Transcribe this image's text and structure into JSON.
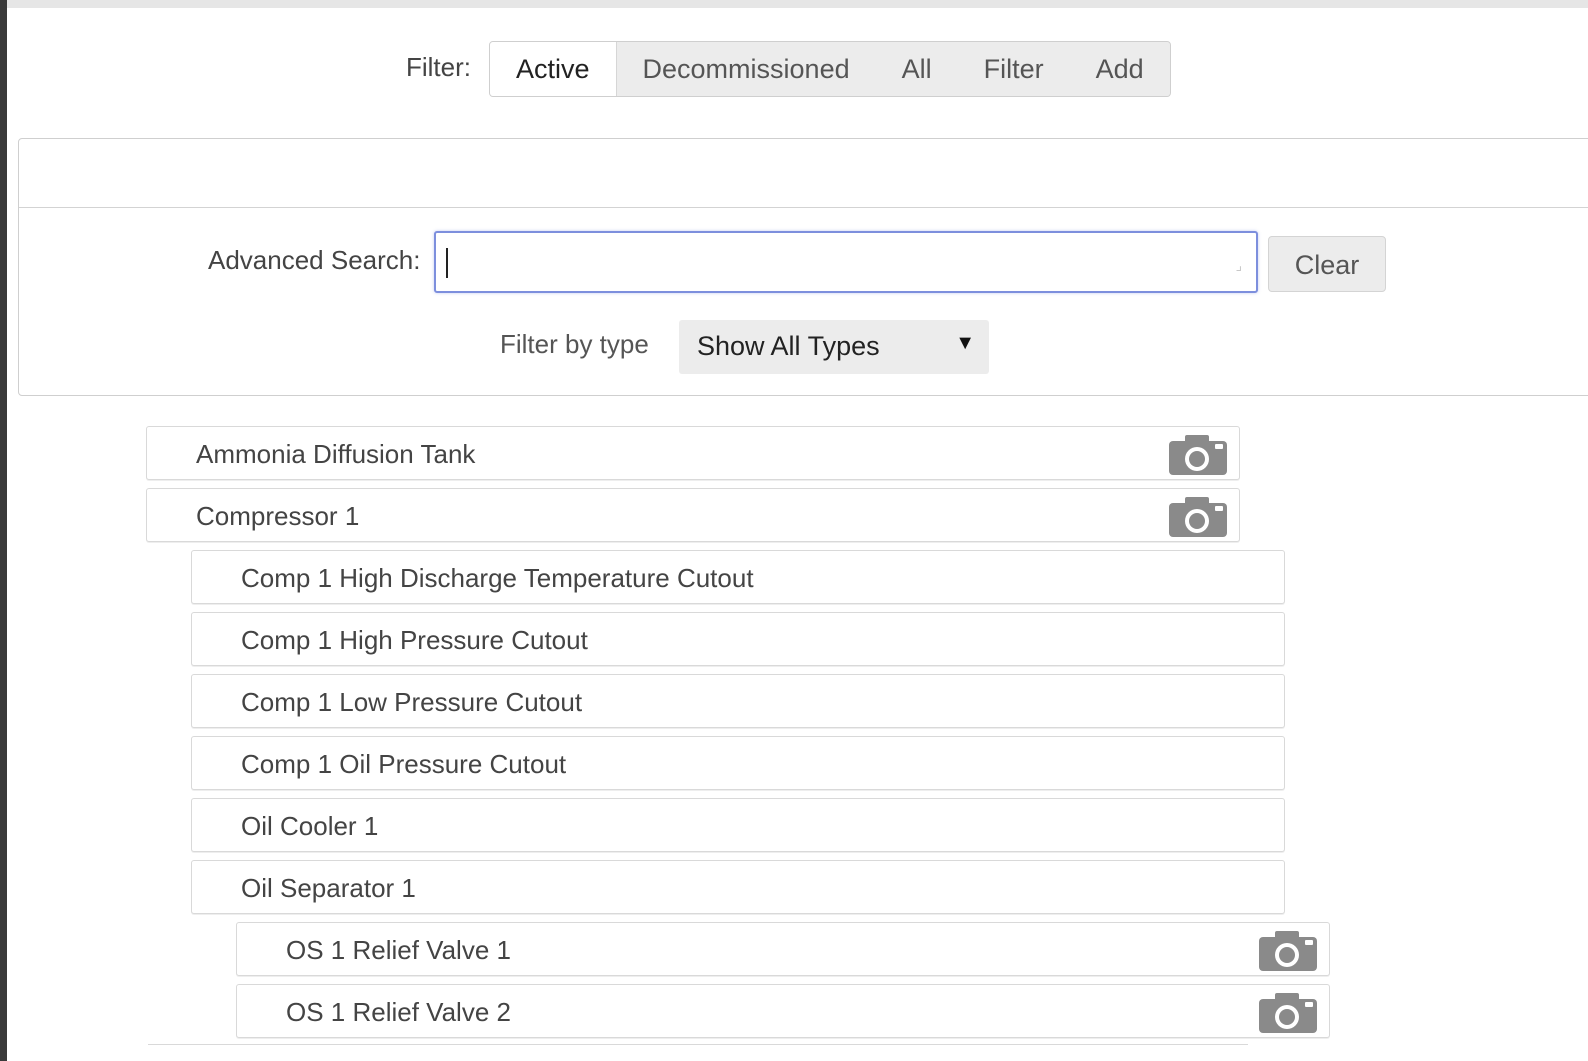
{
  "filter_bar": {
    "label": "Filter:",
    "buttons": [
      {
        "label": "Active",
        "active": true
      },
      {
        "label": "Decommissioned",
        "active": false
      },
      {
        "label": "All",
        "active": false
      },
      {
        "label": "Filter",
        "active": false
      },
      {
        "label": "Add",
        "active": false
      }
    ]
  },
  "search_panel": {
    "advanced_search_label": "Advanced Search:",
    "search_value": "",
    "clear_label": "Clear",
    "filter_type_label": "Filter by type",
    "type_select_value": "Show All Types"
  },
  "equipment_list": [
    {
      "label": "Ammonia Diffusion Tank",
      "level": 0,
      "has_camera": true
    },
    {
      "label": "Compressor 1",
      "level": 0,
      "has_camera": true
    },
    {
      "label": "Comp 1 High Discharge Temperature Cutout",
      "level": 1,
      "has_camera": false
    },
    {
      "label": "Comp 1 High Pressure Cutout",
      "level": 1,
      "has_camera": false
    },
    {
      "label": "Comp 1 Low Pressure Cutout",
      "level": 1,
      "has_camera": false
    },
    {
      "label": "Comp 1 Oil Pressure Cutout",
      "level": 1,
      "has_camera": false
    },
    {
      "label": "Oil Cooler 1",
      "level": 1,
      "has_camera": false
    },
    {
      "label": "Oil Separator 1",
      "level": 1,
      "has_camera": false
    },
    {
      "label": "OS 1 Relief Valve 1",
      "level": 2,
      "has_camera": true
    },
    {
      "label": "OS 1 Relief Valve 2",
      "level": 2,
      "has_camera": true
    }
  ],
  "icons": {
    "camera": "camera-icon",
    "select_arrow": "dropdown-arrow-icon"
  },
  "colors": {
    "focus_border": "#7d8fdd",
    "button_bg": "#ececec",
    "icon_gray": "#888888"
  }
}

━━━━

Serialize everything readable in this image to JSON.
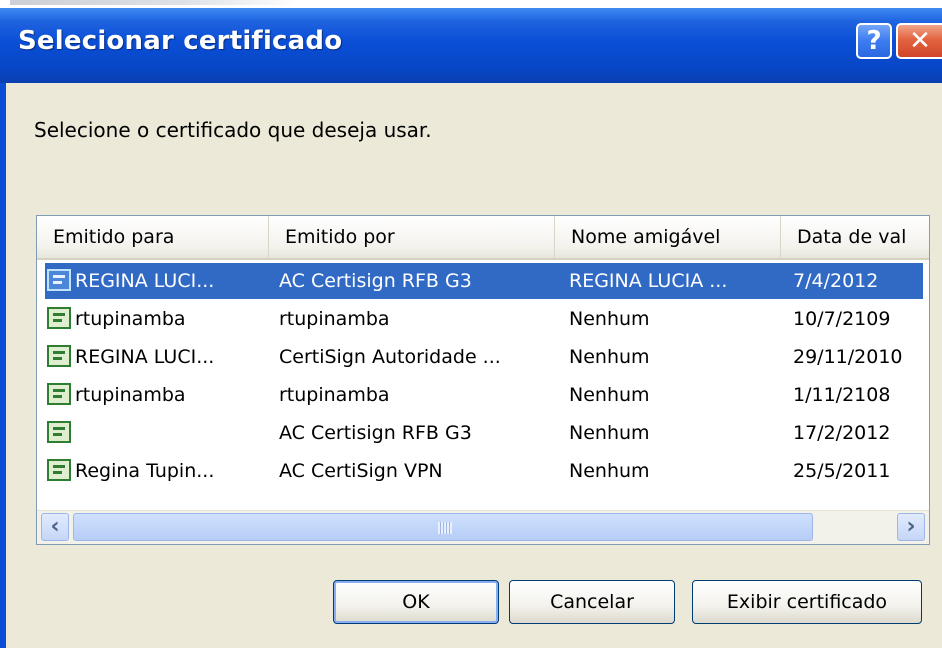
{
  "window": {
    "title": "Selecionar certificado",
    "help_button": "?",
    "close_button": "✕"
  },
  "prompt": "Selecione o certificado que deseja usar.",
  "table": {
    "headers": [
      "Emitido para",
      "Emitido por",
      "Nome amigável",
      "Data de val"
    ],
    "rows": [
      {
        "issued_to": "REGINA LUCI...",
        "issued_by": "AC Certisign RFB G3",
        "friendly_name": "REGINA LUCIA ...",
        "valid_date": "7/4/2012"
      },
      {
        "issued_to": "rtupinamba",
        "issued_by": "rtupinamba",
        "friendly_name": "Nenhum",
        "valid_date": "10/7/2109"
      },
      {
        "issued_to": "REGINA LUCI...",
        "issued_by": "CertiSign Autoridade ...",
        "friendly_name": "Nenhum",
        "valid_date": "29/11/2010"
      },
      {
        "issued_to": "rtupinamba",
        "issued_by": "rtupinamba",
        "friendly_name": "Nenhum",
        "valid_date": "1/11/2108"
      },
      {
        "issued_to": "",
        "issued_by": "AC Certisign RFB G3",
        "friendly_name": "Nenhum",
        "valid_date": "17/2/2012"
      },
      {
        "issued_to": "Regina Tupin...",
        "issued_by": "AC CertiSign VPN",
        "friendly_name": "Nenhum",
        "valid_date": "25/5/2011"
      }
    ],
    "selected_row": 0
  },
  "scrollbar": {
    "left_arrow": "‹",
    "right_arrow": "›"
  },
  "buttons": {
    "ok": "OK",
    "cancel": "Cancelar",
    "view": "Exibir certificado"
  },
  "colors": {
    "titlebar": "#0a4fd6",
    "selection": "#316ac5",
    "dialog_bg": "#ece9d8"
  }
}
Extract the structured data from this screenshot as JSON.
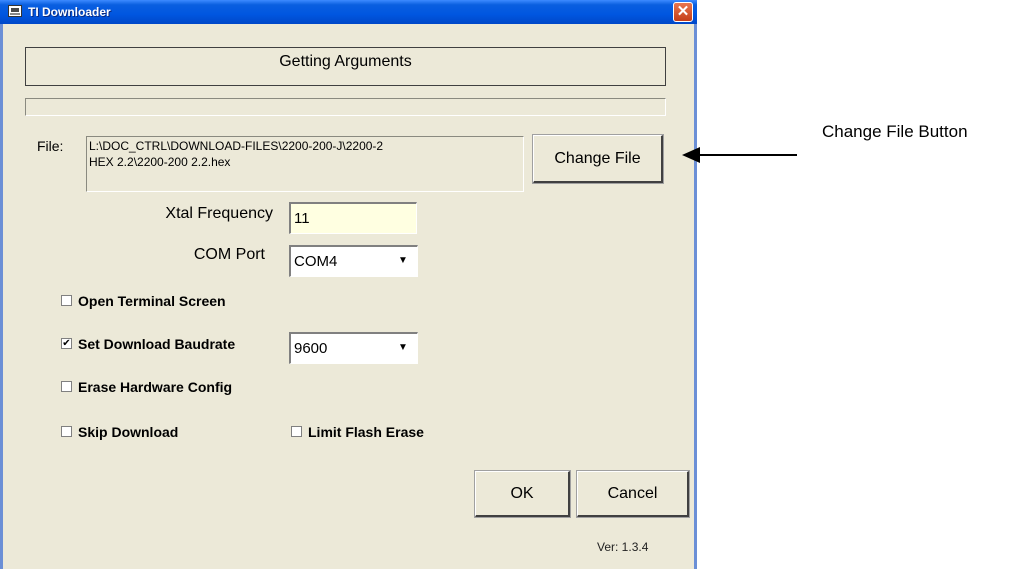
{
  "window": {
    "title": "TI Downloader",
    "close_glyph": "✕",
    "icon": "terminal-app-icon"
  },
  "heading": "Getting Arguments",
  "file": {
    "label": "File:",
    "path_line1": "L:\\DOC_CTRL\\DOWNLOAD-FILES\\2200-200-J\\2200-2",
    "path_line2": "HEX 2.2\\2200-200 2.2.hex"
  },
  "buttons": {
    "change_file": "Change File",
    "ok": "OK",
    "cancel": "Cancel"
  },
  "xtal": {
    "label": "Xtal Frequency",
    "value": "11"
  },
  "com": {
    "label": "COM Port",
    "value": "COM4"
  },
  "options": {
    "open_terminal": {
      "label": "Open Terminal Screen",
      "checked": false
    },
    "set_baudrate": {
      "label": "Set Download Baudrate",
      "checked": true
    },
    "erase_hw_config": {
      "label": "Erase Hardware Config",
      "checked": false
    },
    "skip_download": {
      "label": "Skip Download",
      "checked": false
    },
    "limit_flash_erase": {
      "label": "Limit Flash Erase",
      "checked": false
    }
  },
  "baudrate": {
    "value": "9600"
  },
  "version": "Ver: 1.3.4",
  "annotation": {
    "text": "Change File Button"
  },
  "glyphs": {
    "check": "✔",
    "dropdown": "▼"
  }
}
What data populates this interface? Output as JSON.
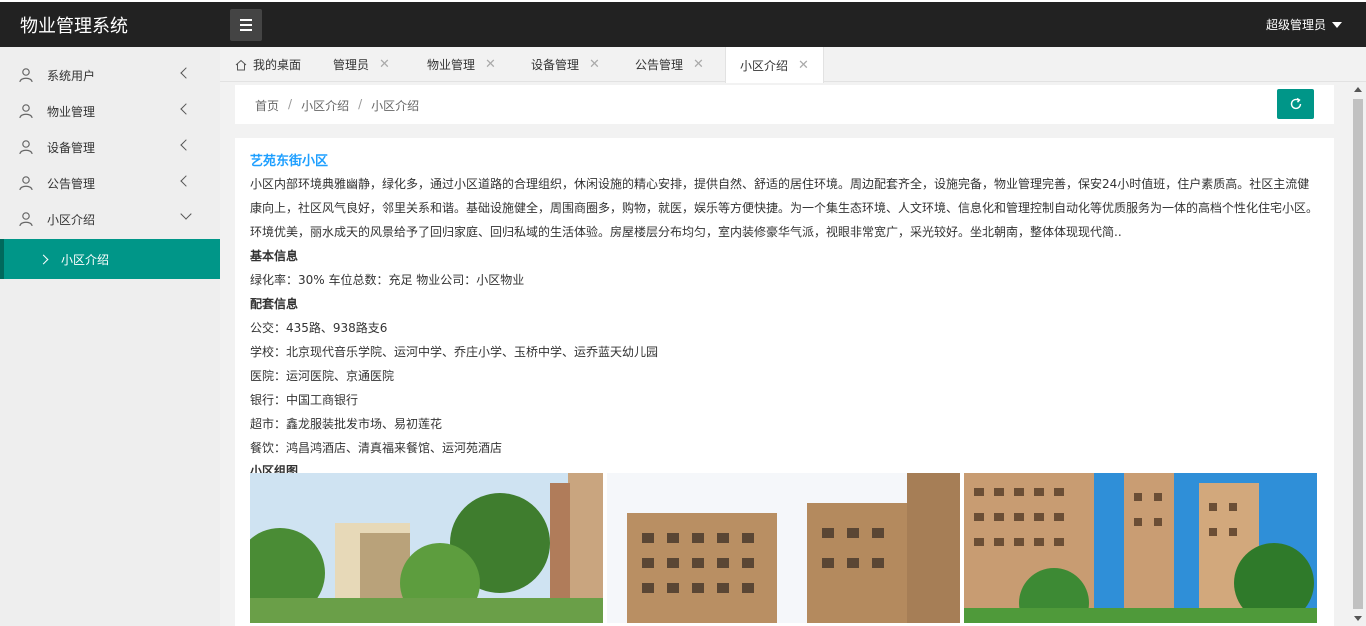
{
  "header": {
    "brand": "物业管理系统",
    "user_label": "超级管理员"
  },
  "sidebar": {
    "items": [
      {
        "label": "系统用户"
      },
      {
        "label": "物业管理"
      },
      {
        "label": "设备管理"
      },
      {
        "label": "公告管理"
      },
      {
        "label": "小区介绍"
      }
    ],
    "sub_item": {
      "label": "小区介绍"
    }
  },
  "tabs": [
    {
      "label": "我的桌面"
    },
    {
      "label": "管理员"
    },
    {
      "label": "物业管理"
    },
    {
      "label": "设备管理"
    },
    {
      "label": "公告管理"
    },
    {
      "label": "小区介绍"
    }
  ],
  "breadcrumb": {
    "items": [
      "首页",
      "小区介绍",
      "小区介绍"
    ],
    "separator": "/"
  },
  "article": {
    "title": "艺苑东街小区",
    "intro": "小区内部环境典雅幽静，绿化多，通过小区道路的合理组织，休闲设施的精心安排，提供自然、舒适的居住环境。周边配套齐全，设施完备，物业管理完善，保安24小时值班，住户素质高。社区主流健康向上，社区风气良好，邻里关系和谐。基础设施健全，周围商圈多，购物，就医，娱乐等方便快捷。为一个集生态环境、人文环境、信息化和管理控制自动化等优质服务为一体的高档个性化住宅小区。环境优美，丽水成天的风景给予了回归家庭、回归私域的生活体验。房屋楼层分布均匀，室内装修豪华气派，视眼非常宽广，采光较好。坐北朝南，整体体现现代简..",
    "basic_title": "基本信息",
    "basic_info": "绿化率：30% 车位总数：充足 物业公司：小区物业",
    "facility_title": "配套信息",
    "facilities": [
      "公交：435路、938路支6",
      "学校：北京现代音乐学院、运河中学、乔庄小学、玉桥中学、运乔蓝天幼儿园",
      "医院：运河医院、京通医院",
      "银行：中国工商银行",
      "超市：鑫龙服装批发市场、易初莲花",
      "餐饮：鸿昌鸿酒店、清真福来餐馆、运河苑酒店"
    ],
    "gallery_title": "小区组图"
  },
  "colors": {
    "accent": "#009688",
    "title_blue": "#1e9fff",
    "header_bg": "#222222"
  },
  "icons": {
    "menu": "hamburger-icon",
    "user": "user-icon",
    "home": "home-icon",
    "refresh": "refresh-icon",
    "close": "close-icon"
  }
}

━━━━

Using the records above, copy every line that has the word "High" in it.

      "label": "Comp 1 High Discharge Temperature Cutout",
      "label": "Comp 1 High Pressure Cutout",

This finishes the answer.